# [Stated goal]
Repeat all the material exactly; pictures stay out of your copy.

....................

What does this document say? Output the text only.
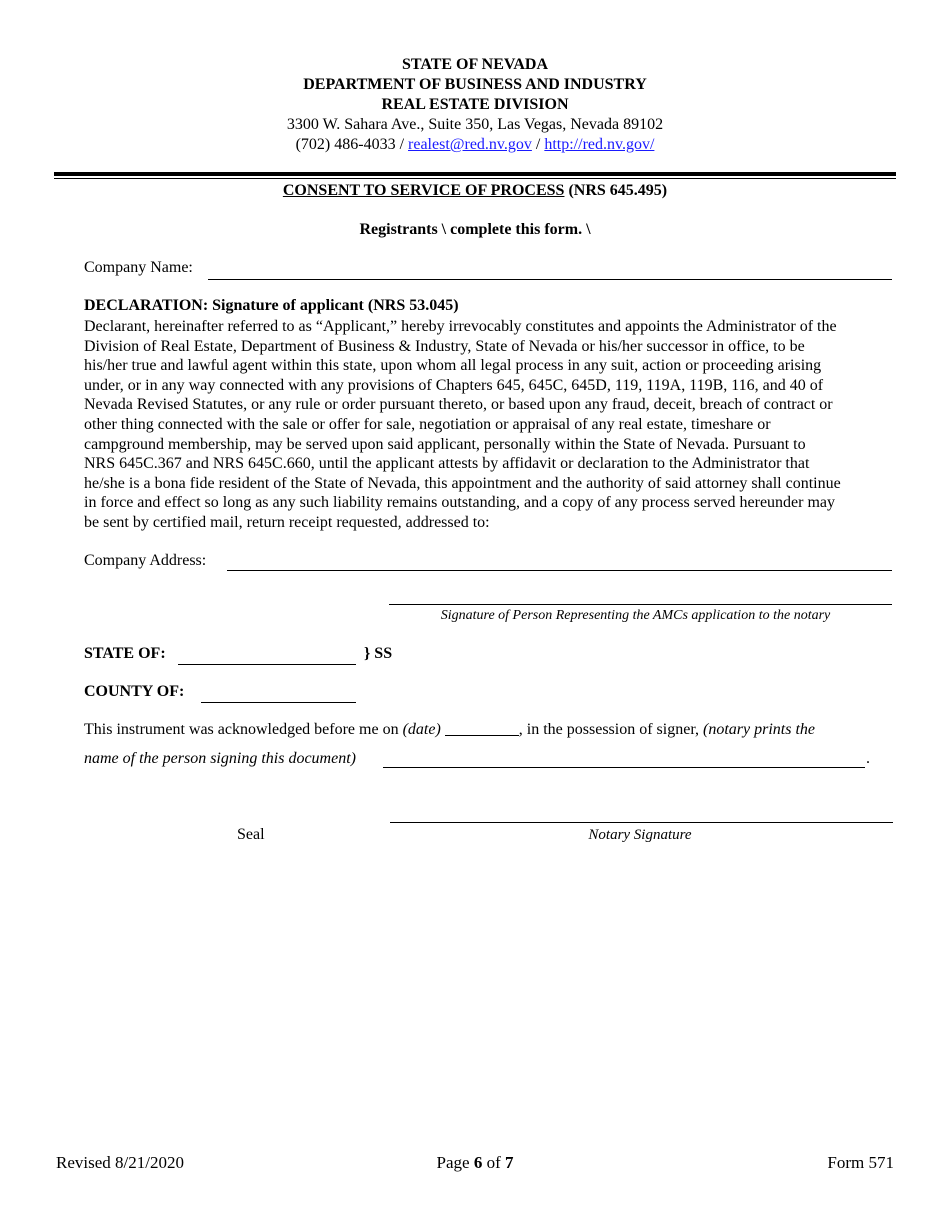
STATE OF NEVADA
DEPARTMENT OF BUSINESS AND INDUSTRY
REAL ESTATE DIVISION
3300 W. Sahara Ave., Suite 350, Las Vegas, Nevada 89102
(702) 486-4033 / realest@red.nv.gov / http://red.nv.gov/
CONSENT TO SERVICE OF PROCESS (NRS 645.495)
Registrants \ complete this form. \
Company Name:
DECLARATION: Signature of applicant (NRS 53.045)
Declarant, hereinafter referred to as “Applicant,” hereby irrevocably constitutes and appoints the Administrator of the
Division of Real Estate, Department of Business & Industry, State of Nevada or his/her successor in office, to be
his/her true and lawful agent within this state, upon whom all legal process in any suit, action or proceeding arising
under, or in any way connected with any provisions of Chapters 645, 645C, 645D, 119, 119A, 119B, 116, and 40 of
Nevada Revised Statutes, or any rule or order pursuant thereto, or based upon any fraud, deceit, breach of contract or
other thing connected with the sale or offer for sale, negotiation or appraisal of any real estate, timeshare or
campground membership, may be served upon said applicant, personally within the State of Nevada. Pursuant to
NRS 645C.367 and NRS 645C.660, until the applicant attests by affidavit or declaration to the Administrator that
he/she is a bona fide resident of the State of Nevada, this appointment and the authority of said attorney shall continue
in force and effect so long as any such liability remains outstanding, and a copy of any process served hereunder may
be sent by certified mail, return receipt requested, addressed to:
Company Address:
Signature of Person Representing the AMCs application to the notary
STATE OF:	} SS
COUNTY OF:
This instrument was acknowledged before me on (date)	, in the possession of signer, (notary prints the
name of the person signing this document)	.
Seal	Notary Signature
Revised 8/21/2020	Page 6 of 7	Form 571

....................

# [Answer to the task]
What does this document say? Output the text only.
STATE OF NEVADA
DEPARTMENT OF BUSINESS AND INDUSTRY
REAL ESTATE DIVISION
3300 W. Sahara Ave., Suite 350, Las Vegas, Nevada 89102
(702) 486-4033 / realest@red.nv.gov / http://red.nv.gov/
CONSENT TO SERVICE OF PROCESS (NRS 645.495)
Registrants \ complete this form. \
Company Name:
DECLARATION: Signature of applicant (NRS 53.045)
Declarant, hereinafter referred to as “Applicant,” hereby irrevocably constitutes and appoints the Administrator of the
Division of Real Estate, Department of Business & Industry, State of Nevada or his/her successor in office, to be
his/her true and lawful agent within this state, upon whom all legal process in any suit, action or proceeding arising
under, or in any way connected with any provisions of Chapters 645, 645C, 645D, 119, 119A, 119B, 116, and 40 of
Nevada Revised Statutes, or any rule or order pursuant thereto, or based upon any fraud, deceit, breach of contract or
other thing connected with the sale or offer for sale, negotiation or appraisal of any real estate, timeshare or
campground membership, may be served upon said applicant, personally within the State of Nevada. Pursuant to
NRS 645C.367 and NRS 645C.660, until the applicant attests by affidavit or declaration to the Administrator that
he/she is a bona fide resident of the State of Nevada, this appointment and the authority of said attorney shall continue
in force and effect so long as any such liability remains outstanding, and a copy of any process served hereunder may
be sent by certified mail, return receipt requested, addressed to:
Company Address:
Signature of Person Representing the AMCs application to the notary
STATE OF:	} SS
COUNTY OF:
This instrument was acknowledged before me on (date)	, in the possession of signer, (notary prints the
name of the person signing this document)	.
Seal	Notary Signature
Revised 8/21/2020	Page 6 of 7	Form 571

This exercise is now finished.